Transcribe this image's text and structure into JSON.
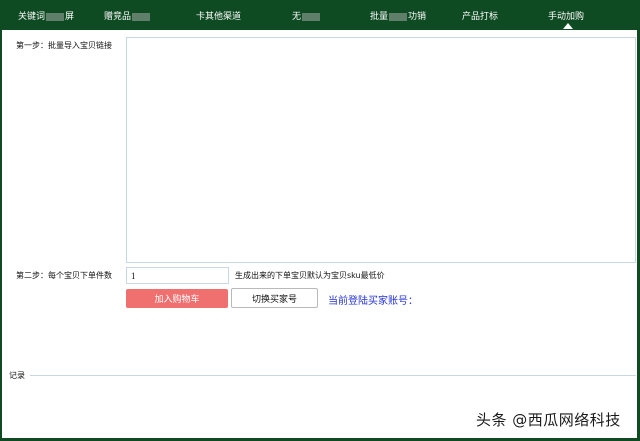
{
  "nav": {
    "items": [
      {
        "pre": "关键词",
        "post": "屏",
        "blurred": true
      },
      {
        "pre": "赠竞品",
        "post": "",
        "blurred": true
      },
      {
        "pre": "卡其他渠道",
        "post": "",
        "blurred": false
      },
      {
        "pre": "无",
        "post": "",
        "blurred": true
      },
      {
        "pre": "批量",
        "post": "功销",
        "blurred": true
      },
      {
        "pre": "产品打标",
        "post": "",
        "blurred": false
      },
      {
        "pre": "手动加购",
        "post": "",
        "blurred": false,
        "active": true
      }
    ]
  },
  "step1": {
    "label": "第一步：批量导入宝贝链接",
    "value": ""
  },
  "step2": {
    "label": "第二步：每个宝贝下单件数",
    "qty_value": "1",
    "hint": "生成出来的下单宝贝默认为宝贝sku最低价"
  },
  "buttons": {
    "add_cart": "加入购物车",
    "switch_account": "切换买家号"
  },
  "account": {
    "label": "当前登陆买家账号："
  },
  "record": {
    "label": "记录"
  },
  "watermark": {
    "text": "头条 @西瓜网络科技"
  },
  "colors": {
    "nav_bg": "#0e4a22",
    "add_cart_bg": "#f07070",
    "account_text": "#2432d6"
  }
}
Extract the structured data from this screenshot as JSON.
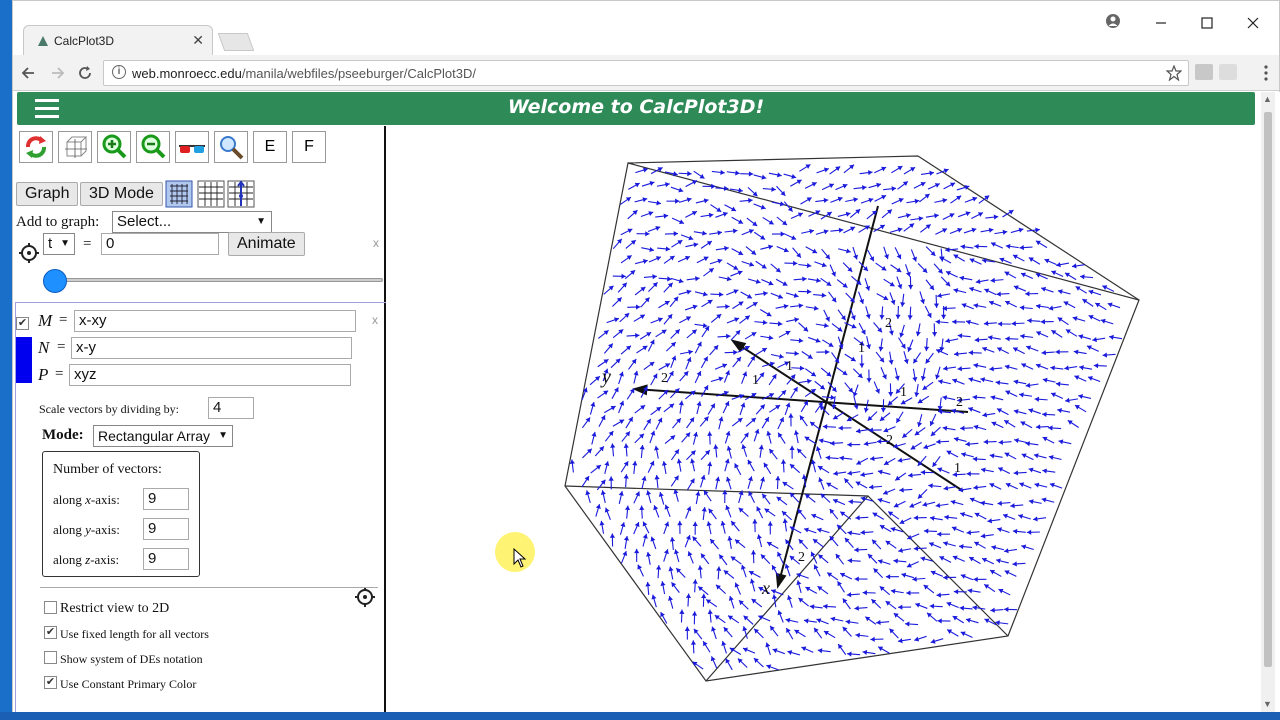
{
  "browser": {
    "tab_title": "CalcPlot3D",
    "tab_close": "✕",
    "url_host": "web.monroecc.edu",
    "url_path": "/manila/webfiles/pseeburger/CalcPlot3D/"
  },
  "header": {
    "title": "Welcome to CalcPlot3D!"
  },
  "toolbar": {
    "e_label": "E",
    "f_label": "F"
  },
  "controls": {
    "graph_label": "Graph",
    "mode3d_label": "3D Mode",
    "add_to_graph_label": "Add to graph:",
    "add_to_graph_value": "Select...",
    "param_name": "t",
    "equals": "=",
    "param_value": "0",
    "animate_label": "Animate",
    "close_x": "x",
    "slider_fraction": 0
  },
  "vector_field": {
    "m_label": "M",
    "m_value": "x-xy",
    "n_label": "N",
    "n_value": "x-y",
    "p_label": "P",
    "p_value": "xyz",
    "eq": "=",
    "color": "#0000ee",
    "scale_label": "Scale vectors by dividing by:",
    "scale_value": "4",
    "mode_label": "Mode:",
    "mode_value": "Rectangular Array",
    "num_vectors_label": "Number of vectors:",
    "along_x_pre": "along",
    "along_x_var": "x",
    "along_x_post": "-axis:",
    "along_x_value": "9",
    "along_y_var": "y",
    "along_y_value": "9",
    "along_z_var": "z",
    "along_z_value": "9",
    "restrict_2d_label": "Restrict view to 2D",
    "fixed_length_label": "Use fixed length for all vectors",
    "system_des_label": "Show system of DEs notation",
    "constant_color_label": "Use Constant Primary Color",
    "restrict_2d_checked": false,
    "fixed_length_checked": true,
    "system_des_checked": false,
    "constant_color_checked": true
  },
  "plot": {
    "axis_y_label": "y",
    "axis_x_label": "x",
    "tick_labels": [
      "2",
      "1",
      "1",
      "1",
      "2",
      "1",
      "2",
      "2",
      "1",
      "2"
    ],
    "vector_color": "#1a1adc"
  },
  "icons": {
    "reset": "rotate-arrows-icon",
    "box": "box-axes-icon",
    "zoom_in": "zoom-in-icon",
    "zoom_out": "zoom-out-icon",
    "glasses": "3d-glasses-icon",
    "magnifier": "magnifier-icon",
    "gear": "gear-icon"
  },
  "colors": {
    "header_bg": "#2e8b57",
    "accent_blue": "#1e90ff"
  }
}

TASK OBJECTIVE - Each record above must be returned exactly as written, with its pictures omitted.

EXERCISE RESPONSE -
Transcribe this image's text and structure into JSON.
{
  "nav": {
    "items": [
      {
        "pre": "关键词",
        "post": "屏",
        "blurred": true
      },
      {
        "pre": "赠竞品",
        "post": "",
        "blurred": true
      },
      {
        "pre": "卡其他渠道",
        "post": "",
        "blurred": false
      },
      {
        "pre": "无",
        "post": "",
        "blurred": true
      },
      {
        "pre": "批量",
        "post": "功销",
        "blurred": true
      },
      {
        "pre": "产品打标",
        "post": "",
        "blurred": false
      },
      {
        "pre": "手动加购",
        "post": "",
        "blurred": false,
        "active": true
      }
    ]
  },
  "step1": {
    "label": "第一步：批量导入宝贝链接",
    "value": ""
  },
  "step2": {
    "label": "第二步：每个宝贝下单件数",
    "qty_value": "1",
    "hint": "生成出来的下单宝贝默认为宝贝sku最低价"
  },
  "buttons": {
    "add_cart": "加入购物车",
    "switch_account": "切换买家号"
  },
  "account": {
    "label": "当前登陆买家账号："
  },
  "record": {
    "label": "记录"
  },
  "watermark": {
    "text": "头条 @西瓜网络科技"
  },
  "colors": {
    "nav_bg": "#0e4a22",
    "add_cart_bg": "#f07070",
    "account_text": "#2432d6"
  }
}
Extract the structured data from this screenshot as JSON.
{
  "browser": {
    "tab_title": "CalcPlot3D",
    "tab_close": "✕",
    "url_host": "web.monroecc.edu",
    "url_path": "/manila/webfiles/pseeburger/CalcPlot3D/"
  },
  "header": {
    "title": "Welcome to CalcPlot3D!"
  },
  "toolbar": {
    "e_label": "E",
    "f_label": "F"
  },
  "controls": {
    "graph_label": "Graph",
    "mode3d_label": "3D Mode",
    "add_to_graph_label": "Add to graph:",
    "add_to_graph_value": "Select...",
    "param_name": "t",
    "equals": "=",
    "param_value": "0",
    "animate_label": "Animate",
    "close_x": "x",
    "slider_fraction": 0
  },
  "vector_field": {
    "m_label": "M",
    "m_value": "x-xy",
    "n_label": "N",
    "n_value": "x-y",
    "p_label": "P",
    "p_value": "xyz",
    "eq": "=",
    "color": "#0000ee",
    "scale_label": "Scale vectors by dividing by:",
    "scale_value": "4",
    "mode_label": "Mode:",
    "mode_value": "Rectangular Array",
    "num_vectors_label": "Number of vectors:",
    "along_x_pre": "along",
    "along_x_var": "x",
    "along_x_post": "-axis:",
    "along_x_value": "9",
    "along_y_var": "y",
    "along_y_value": "9",
    "along_z_var": "z",
    "along_z_value": "9",
    "restrict_2d_label": "Restrict view to 2D",
    "fixed_length_label": "Use fixed length for all vectors",
    "system_des_label": "Show system of DEs notation",
    "constant_color_label": "Use Constant Primary Color",
    "restrict_2d_checked": false,
    "fixed_length_checked": true,
    "system_des_checked": false,
    "constant_color_checked": true
  },
  "plot": {
    "axis_y_label": "y",
    "axis_x_label": "x",
    "tick_labels": [
      "2",
      "1",
      "1",
      "1",
      "2",
      "1",
      "2",
      "2",
      "1",
      "2"
    ],
    "vector_color": "#1a1adc"
  },
  "icons": {
    "reset": "rotate-arrows-icon",
    "box": "box-axes-icon",
    "zoom_in": "zoom-in-icon",
    "zoom_out": "zoom-out-icon",
    "glasses": "3d-glasses-icon",
    "magnifier": "magnifier-icon",
    "gear": "gear-icon"
  },
  "colors": {
    "header_bg": "#2e8b57",
    "accent_blue": "#1e90ff"
  }
}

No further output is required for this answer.